> Input rows
— START —
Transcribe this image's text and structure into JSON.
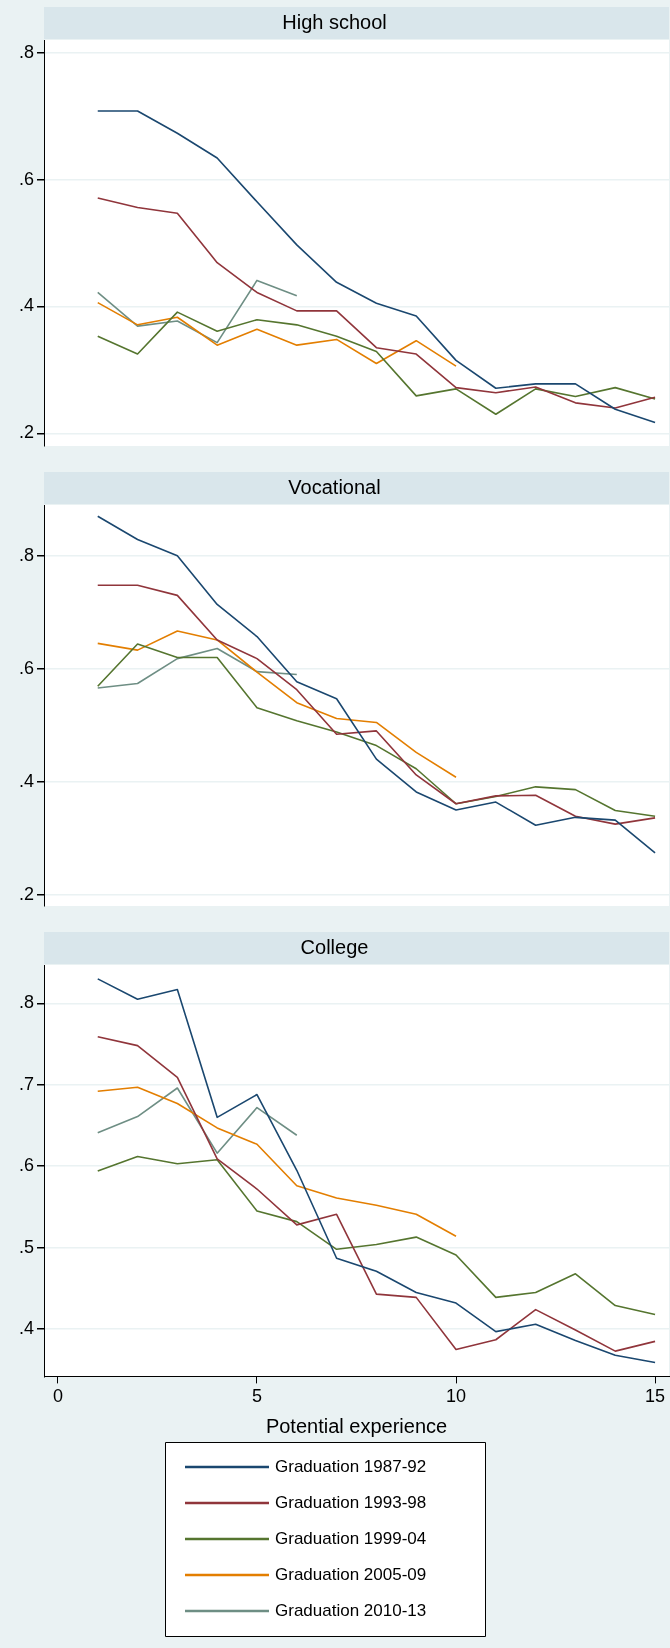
{
  "chart_data": [
    {
      "type": "line",
      "title": "High school",
      "x": [
        1,
        2,
        3,
        4,
        5,
        6,
        7,
        8,
        9,
        10,
        11,
        12,
        13,
        14,
        15
      ],
      "xlim": [
        -0.35,
        15.35
      ],
      "xticks": [
        0,
        5,
        10,
        15
      ],
      "ylim": [
        0.18,
        0.82
      ],
      "yticks": [
        {
          "value": 0.2,
          "label": ".2"
        },
        {
          "value": 0.4,
          "label": ".4"
        },
        {
          "value": 0.6,
          "label": ".6"
        },
        {
          "value": 0.8,
          "label": ".8"
        }
      ],
      "grid": "y",
      "tick_labels": "y",
      "marker": "none",
      "series": [
        {
          "color": "#1a476f",
          "values": [
            0.708,
            0.708,
            0.673,
            0.634,
            0.565,
            0.497,
            0.438,
            0.405,
            0.385,
            0.315,
            0.271,
            0.278,
            0.278,
            0.238,
            0.217
          ]
        },
        {
          "color": "#90353b",
          "values": [
            0.571,
            0.556,
            0.547,
            0.469,
            0.422,
            0.393,
            0.393,
            0.335,
            0.325,
            0.272,
            0.264,
            0.273,
            0.248,
            0.24,
            0.257
          ]
        },
        {
          "color": "#55752f",
          "values": [
            0.353,
            0.325,
            0.391,
            0.361,
            0.379,
            0.371,
            0.353,
            0.329,
            0.259,
            0.27,
            0.23,
            0.27,
            0.258,
            0.272,
            0.254
          ]
        },
        {
          "color": "#e37e00",
          "values": [
            0.406,
            0.371,
            0.383,
            0.339,
            0.364,
            0.339,
            0.348,
            0.31,
            0.346,
            0.306,
            null,
            null,
            null,
            null,
            null
          ]
        },
        {
          "color": "#6e8e84",
          "values": [
            0.422,
            0.369,
            0.377,
            0.343,
            0.441,
            0.417,
            null,
            null,
            null,
            null,
            null,
            null,
            null,
            null,
            null
          ]
        }
      ]
    },
    {
      "type": "line",
      "title": "Vocational",
      "x": [
        1,
        2,
        3,
        4,
        5,
        6,
        7,
        8,
        9,
        10,
        11,
        12,
        13,
        14,
        15
      ],
      "xlim": [
        -0.35,
        15.35
      ],
      "xticks": [
        0,
        5,
        10,
        15
      ],
      "ylim": [
        0.18,
        0.89
      ],
      "yticks": [
        {
          "value": 0.2,
          "label": ".2"
        },
        {
          "value": 0.4,
          "label": ".4"
        },
        {
          "value": 0.6,
          "label": ".6"
        },
        {
          "value": 0.8,
          "label": ".8"
        }
      ],
      "grid": "y",
      "tick_labels": "y",
      "marker": "none",
      "series": [
        {
          "color": "#1a476f",
          "values": [
            0.87,
            0.829,
            0.8,
            0.714,
            0.657,
            0.577,
            0.547,
            0.44,
            0.382,
            0.35,
            0.364,
            0.323,
            0.337,
            0.332,
            0.274
          ]
        },
        {
          "color": "#90353b",
          "values": [
            0.748,
            0.748,
            0.73,
            0.651,
            0.618,
            0.563,
            0.484,
            0.49,
            0.412,
            0.361,
            0.375,
            0.376,
            0.339,
            0.325,
            0.336
          ]
        },
        {
          "color": "#55752f",
          "values": [
            0.569,
            0.644,
            0.62,
            0.62,
            0.531,
            0.508,
            0.488,
            0.464,
            0.423,
            0.361,
            0.374,
            0.391,
            0.386,
            0.349,
            0.339
          ]
        },
        {
          "color": "#e37e00",
          "values": [
            0.645,
            0.633,
            0.667,
            0.651,
            0.594,
            0.54,
            0.512,
            0.505,
            0.452,
            0.408,
            null,
            null,
            null,
            null,
            null
          ]
        },
        {
          "color": "#6e8e84",
          "values": [
            0.566,
            0.574,
            0.618,
            0.636,
            0.595,
            0.59,
            null,
            null,
            null,
            null,
            null,
            null,
            null,
            null,
            null
          ]
        }
      ]
    },
    {
      "type": "line",
      "title": "College",
      "xlabel": "Potential experience",
      "x": [
        1,
        2,
        3,
        4,
        5,
        6,
        7,
        8,
        9,
        10,
        11,
        12,
        13,
        14,
        15
      ],
      "xlim": [
        -0.35,
        15.35
      ],
      "xticks": [
        0,
        5,
        10,
        15
      ],
      "ylim": [
        0.342,
        0.847
      ],
      "yticks": [
        {
          "value": 0.4,
          "label": ".4"
        },
        {
          "value": 0.5,
          "label": ".5"
        },
        {
          "value": 0.6,
          "label": ".6"
        },
        {
          "value": 0.7,
          "label": ".7"
        },
        {
          "value": 0.8,
          "label": ".8"
        }
      ],
      "grid": "y",
      "marker": "none",
      "legend": "bottom",
      "series": [
        {
          "name": "Graduation 1987-92",
          "color": "#1a476f",
          "values": [
            0.83,
            0.805,
            0.817,
            0.66,
            0.688,
            0.595,
            0.487,
            0.471,
            0.445,
            0.432,
            0.397,
            0.406,
            0.386,
            0.368,
            0.359
          ]
        },
        {
          "name": "Graduation 1993-98",
          "color": "#90353b",
          "values": [
            0.759,
            0.748,
            0.709,
            0.609,
            0.572,
            0.528,
            0.541,
            0.443,
            0.439,
            0.375,
            0.387,
            0.424,
            0.399,
            0.373,
            0.385
          ]
        },
        {
          "name": "Graduation 1999-04",
          "color": "#55752f",
          "values": [
            0.594,
            0.612,
            0.603,
            0.608,
            0.545,
            0.532,
            0.498,
            0.504,
            0.513,
            0.491,
            0.439,
            0.445,
            0.468,
            0.429,
            0.418
          ]
        },
        {
          "name": "Graduation 2005-09",
          "color": "#e37e00",
          "values": [
            0.692,
            0.697,
            0.677,
            0.647,
            0.627,
            0.576,
            0.561,
            0.552,
            0.541,
            0.514,
            null,
            null,
            null,
            null,
            null
          ]
        },
        {
          "name": "Graduation 2010-13",
          "color": "#6e8e84",
          "values": [
            0.641,
            0.661,
            0.696,
            0.616,
            0.672,
            0.638,
            null,
            null,
            null,
            null,
            null,
            null,
            null,
            null,
            null
          ]
        }
      ]
    }
  ]
}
— END —
> What is needed
Lines holding the word "name" in the entries above are the ones to pull out. Copy them all.

> Correct result
          "name": "Graduation 1987-92",
          "name": "Graduation 1993-98",
          "name": "Graduation 1999-04",
          "name": "Graduation 2005-09",
          "name": "Graduation 2010-13",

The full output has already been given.